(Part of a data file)

====

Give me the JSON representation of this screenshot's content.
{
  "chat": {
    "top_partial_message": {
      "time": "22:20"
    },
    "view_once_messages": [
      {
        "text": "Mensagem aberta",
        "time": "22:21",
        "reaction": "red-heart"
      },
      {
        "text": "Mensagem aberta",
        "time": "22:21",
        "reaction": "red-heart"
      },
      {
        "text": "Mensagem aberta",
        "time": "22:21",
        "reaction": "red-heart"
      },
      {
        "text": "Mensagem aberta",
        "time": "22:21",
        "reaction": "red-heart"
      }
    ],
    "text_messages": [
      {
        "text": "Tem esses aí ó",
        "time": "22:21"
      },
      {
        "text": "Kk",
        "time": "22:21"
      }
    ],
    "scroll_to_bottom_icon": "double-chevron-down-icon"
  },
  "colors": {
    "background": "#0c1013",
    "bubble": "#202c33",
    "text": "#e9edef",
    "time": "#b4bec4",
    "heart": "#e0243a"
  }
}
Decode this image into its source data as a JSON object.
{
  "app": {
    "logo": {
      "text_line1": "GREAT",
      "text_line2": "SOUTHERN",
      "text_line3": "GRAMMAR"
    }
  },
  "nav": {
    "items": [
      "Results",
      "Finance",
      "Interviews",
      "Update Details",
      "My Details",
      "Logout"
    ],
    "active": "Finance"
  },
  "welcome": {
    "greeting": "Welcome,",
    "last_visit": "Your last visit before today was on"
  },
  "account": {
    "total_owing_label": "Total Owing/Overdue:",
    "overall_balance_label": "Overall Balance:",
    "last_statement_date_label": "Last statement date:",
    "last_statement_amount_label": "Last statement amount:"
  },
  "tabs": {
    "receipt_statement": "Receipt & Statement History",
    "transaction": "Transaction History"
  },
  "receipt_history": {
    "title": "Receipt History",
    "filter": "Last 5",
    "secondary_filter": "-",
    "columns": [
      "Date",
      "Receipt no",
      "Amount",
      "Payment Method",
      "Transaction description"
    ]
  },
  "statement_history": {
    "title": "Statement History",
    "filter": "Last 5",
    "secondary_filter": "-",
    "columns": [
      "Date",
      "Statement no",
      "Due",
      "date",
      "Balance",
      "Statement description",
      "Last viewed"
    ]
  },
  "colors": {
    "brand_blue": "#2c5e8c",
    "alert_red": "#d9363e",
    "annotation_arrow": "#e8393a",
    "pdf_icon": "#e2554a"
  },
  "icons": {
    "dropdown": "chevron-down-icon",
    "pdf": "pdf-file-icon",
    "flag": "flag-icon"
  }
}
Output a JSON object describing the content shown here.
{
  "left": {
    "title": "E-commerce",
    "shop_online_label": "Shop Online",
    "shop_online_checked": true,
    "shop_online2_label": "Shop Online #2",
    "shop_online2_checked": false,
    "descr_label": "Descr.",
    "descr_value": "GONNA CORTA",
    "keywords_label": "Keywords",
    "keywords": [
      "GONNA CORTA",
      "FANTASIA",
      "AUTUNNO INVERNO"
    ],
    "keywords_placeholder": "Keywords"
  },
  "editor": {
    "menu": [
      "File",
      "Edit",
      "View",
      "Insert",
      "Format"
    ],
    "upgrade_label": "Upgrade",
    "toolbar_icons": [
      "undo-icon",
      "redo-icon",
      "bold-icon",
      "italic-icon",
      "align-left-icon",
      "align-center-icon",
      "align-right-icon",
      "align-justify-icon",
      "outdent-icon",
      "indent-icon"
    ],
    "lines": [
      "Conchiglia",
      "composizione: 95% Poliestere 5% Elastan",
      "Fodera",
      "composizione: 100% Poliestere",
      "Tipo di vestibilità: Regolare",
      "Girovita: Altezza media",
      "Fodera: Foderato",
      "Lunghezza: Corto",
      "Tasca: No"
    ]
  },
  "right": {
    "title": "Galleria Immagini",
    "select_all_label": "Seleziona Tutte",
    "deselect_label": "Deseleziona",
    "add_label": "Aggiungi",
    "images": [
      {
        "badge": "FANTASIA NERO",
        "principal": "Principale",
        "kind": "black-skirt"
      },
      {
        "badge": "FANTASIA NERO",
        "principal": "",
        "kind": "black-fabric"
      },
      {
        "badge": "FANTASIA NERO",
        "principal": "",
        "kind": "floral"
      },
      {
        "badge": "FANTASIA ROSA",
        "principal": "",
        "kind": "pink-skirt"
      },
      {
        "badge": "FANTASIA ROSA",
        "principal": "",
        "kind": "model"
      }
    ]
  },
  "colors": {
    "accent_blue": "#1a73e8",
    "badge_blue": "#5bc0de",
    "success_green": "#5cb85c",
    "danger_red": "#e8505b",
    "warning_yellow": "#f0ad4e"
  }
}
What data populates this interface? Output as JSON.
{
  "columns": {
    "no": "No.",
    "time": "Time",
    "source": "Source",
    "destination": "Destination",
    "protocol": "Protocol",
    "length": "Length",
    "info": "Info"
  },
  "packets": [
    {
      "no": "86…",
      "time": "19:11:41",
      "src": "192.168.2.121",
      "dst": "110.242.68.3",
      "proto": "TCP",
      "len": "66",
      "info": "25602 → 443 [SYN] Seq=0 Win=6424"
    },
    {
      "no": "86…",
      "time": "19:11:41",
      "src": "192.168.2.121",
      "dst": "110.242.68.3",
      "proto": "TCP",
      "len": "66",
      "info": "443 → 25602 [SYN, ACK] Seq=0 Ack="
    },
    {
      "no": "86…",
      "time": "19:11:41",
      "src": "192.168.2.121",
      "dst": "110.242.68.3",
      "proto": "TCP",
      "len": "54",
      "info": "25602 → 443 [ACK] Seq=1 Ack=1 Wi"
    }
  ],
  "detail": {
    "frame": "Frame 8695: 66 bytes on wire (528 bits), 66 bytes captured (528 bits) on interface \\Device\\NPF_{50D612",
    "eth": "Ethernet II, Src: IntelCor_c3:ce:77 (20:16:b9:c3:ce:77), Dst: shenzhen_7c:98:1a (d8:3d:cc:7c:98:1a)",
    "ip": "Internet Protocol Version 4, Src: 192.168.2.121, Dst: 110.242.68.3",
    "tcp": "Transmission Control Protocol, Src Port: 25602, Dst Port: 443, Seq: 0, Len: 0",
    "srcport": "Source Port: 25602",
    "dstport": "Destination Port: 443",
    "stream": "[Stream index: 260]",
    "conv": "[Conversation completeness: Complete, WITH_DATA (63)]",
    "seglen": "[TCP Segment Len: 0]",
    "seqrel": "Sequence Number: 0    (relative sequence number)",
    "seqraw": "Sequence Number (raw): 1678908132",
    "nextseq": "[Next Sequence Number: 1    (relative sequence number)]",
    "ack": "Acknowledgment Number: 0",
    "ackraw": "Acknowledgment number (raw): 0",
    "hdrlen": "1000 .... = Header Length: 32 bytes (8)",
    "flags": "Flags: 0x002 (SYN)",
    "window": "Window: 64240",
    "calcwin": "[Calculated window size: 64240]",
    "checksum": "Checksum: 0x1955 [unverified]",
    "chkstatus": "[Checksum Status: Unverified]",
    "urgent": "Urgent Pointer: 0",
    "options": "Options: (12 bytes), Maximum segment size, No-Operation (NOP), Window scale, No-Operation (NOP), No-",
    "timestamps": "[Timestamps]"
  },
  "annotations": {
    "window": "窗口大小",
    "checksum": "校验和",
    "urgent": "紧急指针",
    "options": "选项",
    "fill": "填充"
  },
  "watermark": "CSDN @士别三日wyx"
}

====

#### The request:
The records above are to be repeated exactly, in their entirety.

#### Worked answer:
Give me the JSON representation of this screenshot's content.
{
  "chat": {
    "top_partial_message": {
      "time": "22:20"
    },
    "view_once_messages": [
      {
        "text": "Mensagem aberta",
        "time": "22:21",
        "reaction": "red-heart"
      },
      {
        "text": "Mensagem aberta",
        "time": "22:21",
        "reaction": "red-heart"
      },
      {
        "text": "Mensagem aberta",
        "time": "22:21",
        "reaction": "red-heart"
      },
      {
        "text": "Mensagem aberta",
        "time": "22:21",
        "reaction": "red-heart"
      }
    ],
    "text_messages": [
      {
        "text": "Tem esses aí ó",
        "time": "22:21"
      },
      {
        "text": "Kk",
        "time": "22:21"
      }
    ],
    "scroll_to_bottom_icon": "double-chevron-down-icon"
  },
  "colors": {
    "background": "#0c1013",
    "bubble": "#202c33",
    "text": "#e9edef",
    "time": "#b4bec4",
    "heart": "#e0243a"
  }
}
Decode this image into its source data as a JSON object.
{
  "app": {
    "logo": {
      "text_line1": "GREAT",
      "text_line2": "SOUTHERN",
      "text_line3": "GRAMMAR"
    }
  },
  "nav": {
    "items": [
      "Results",
      "Finance",
      "Interviews",
      "Update Details",
      "My Details",
      "Logout"
    ],
    "active": "Finance"
  },
  "welcome": {
    "greeting": "Welcome,",
    "last_visit": "Your last visit before today was on"
  },
  "account": {
    "total_owing_label": "Total Owing/Overdue:",
    "overall_balance_label": "Overall Balance:",
    "last_statement_date_label": "Last statement date:",
    "last_statement_amount_label": "Last statement amount:"
  },
  "tabs": {
    "receipt_statement": "Receipt & Statement History",
    "transaction": "Transaction History"
  },
  "receipt_history": {
    "title": "Receipt History",
    "filter": "Last 5",
    "secondary_filter": "-",
    "columns": [
      "Date",
      "Receipt no",
      "Amount",
      "Payment Method",
      "Transaction description"
    ]
  },
  "statement_history": {
    "title": "Statement History",
    "filter": "Last 5",
    "secondary_filter": "-",
    "columns": [
      "Date",
      "Statement no",
      "Due",
      "date",
      "Balance",
      "Statement description",
      "Last viewed"
    ]
  },
  "colors": {
    "brand_blue": "#2c5e8c",
    "alert_red": "#d9363e",
    "annotation_arrow": "#e8393a",
    "pdf_icon": "#e2554a"
  },
  "icons": {
    "dropdown": "chevron-down-icon",
    "pdf": "pdf-file-icon",
    "flag": "flag-icon"
  }
}
Output a JSON object describing the content shown here.
{
  "left": {
    "title": "E-commerce",
    "shop_online_label": "Shop Online",
    "shop_online_checked": true,
    "shop_online2_label": "Shop Online #2",
    "shop_online2_checked": false,
    "descr_label": "Descr.",
    "descr_value": "GONNA CORTA",
    "keywords_label": "Keywords",
    "keywords": [
      "GONNA CORTA",
      "FANTASIA",
      "AUTUNNO INVERNO"
    ],
    "keywords_placeholder": "Keywords"
  },
  "editor": {
    "menu": [
      "File",
      "Edit",
      "View",
      "Insert",
      "Format"
    ],
    "upgrade_label": "Upgrade",
    "toolbar_icons": [
      "undo-icon",
      "redo-icon",
      "bold-icon",
      "italic-icon",
      "align-left-icon",
      "align-center-icon",
      "align-right-icon",
      "align-justify-icon",
      "outdent-icon",
      "indent-icon"
    ],
    "lines": [
      "Conchiglia",
      "composizione: 95% Poliestere 5% Elastan",
      "Fodera",
      "composizione: 100% Poliestere",
      "Tipo di vestibilità: Regolare",
      "Girovita: Altezza media",
      "Fodera: Foderato",
      "Lunghezza: Corto",
      "Tasca: No"
    ]
  },
  "right": {
    "title": "Galleria Immagini",
    "select_all_label": "Seleziona Tutte",
    "deselect_label": "Deseleziona",
    "add_label": "Aggiungi",
    "images": [
      {
        "badge": "FANTASIA NERO",
        "principal": "Principale",
        "kind": "black-skirt"
      },
      {
        "badge": "FANTASIA NERO",
        "principal": "",
        "kind": "black-fabric"
      },
      {
        "badge": "FANTASIA NERO",
        "principal": "",
        "kind": "floral"
      },
      {
        "badge": "FANTASIA ROSA",
        "principal": "",
        "kind": "pink-skirt"
      },
      {
        "badge": "FANTASIA ROSA",
        "principal": "",
        "kind": "model"
      }
    ]
  },
  "colors": {
    "accent_blue": "#1a73e8",
    "badge_blue": "#5bc0de",
    "success_green": "#5cb85c",
    "danger_red": "#e8505b",
    "warning_yellow": "#f0ad4e"
  }
}
What data populates this interface? Output as JSON.
{
  "columns": {
    "no": "No.",
    "time": "Time",
    "source": "Source",
    "destination": "Destination",
    "protocol": "Protocol",
    "length": "Length",
    "info": "Info"
  },
  "packets": [
    {
      "no": "86…",
      "time": "19:11:41",
      "src": "192.168.2.121",
      "dst": "110.242.68.3",
      "proto": "TCP",
      "len": "66",
      "info": "25602 → 443 [SYN] Seq=0 Win=6424"
    },
    {
      "no": "86…",
      "time": "19:11:41",
      "src": "192.168.2.121",
      "dst": "110.242.68.3",
      "proto": "TCP",
      "len": "66",
      "info": "443 → 25602 [SYN, ACK] Seq=0 Ack="
    },
    {
      "no": "86…",
      "time": "19:11:41",
      "src": "192.168.2.121",
      "dst": "110.242.68.3",
      "proto": "TCP",
      "len": "54",
      "info": "25602 → 443 [ACK] Seq=1 Ack=1 Wi"
    }
  ],
  "detail": {
    "frame": "Frame 8695: 66 bytes on wire (528 bits), 66 bytes captured (528 bits) on interface \\Device\\NPF_{50D612",
    "eth": "Ethernet II, Src: IntelCor_c3:ce:77 (20:16:b9:c3:ce:77), Dst: shenzhen_7c:98:1a (d8:3d:cc:7c:98:1a)",
    "ip": "Internet Protocol Version 4, Src: 192.168.2.121, Dst: 110.242.68.3",
    "tcp": "Transmission Control Protocol, Src Port: 25602, Dst Port: 443, Seq: 0, Len: 0",
    "srcport": "Source Port: 25602",
    "dstport": "Destination Port: 443",
    "stream": "[Stream index: 260]",
    "conv": "[Conversation completeness: Complete, WITH_DATA (63)]",
    "seglen": "[TCP Segment Len: 0]",
    "seqrel": "Sequence Number: 0    (relative sequence number)",
    "seqraw": "Sequence Number (raw): 1678908132",
    "nextseq": "[Next Sequence Number: 1    (relative sequence number)]",
    "ack": "Acknowledgment Number: 0",
    "ackraw": "Acknowledgment number (raw): 0",
    "hdrlen": "1000 .... = Header Length: 32 bytes (8)",
    "flags": "Flags: 0x002 (SYN)",
    "window": "Window: 64240",
    "calcwin": "[Calculated window size: 64240]",
    "checksum": "Checksum: 0x1955 [unverified]",
    "chkstatus": "[Checksum Status: Unverified]",
    "urgent": "Urgent Pointer: 0",
    "options": "Options: (12 bytes), Maximum segment size, No-Operation (NOP), Window scale, No-Operation (NOP), No-",
    "timestamps": "[Timestamps]"
  },
  "annotations": {
    "window": "窗口大小",
    "checksum": "校验和",
    "urgent": "紧急指针",
    "options": "选项",
    "fill": "填充"
  },
  "watermark": "CSDN @士别三日wyx"
}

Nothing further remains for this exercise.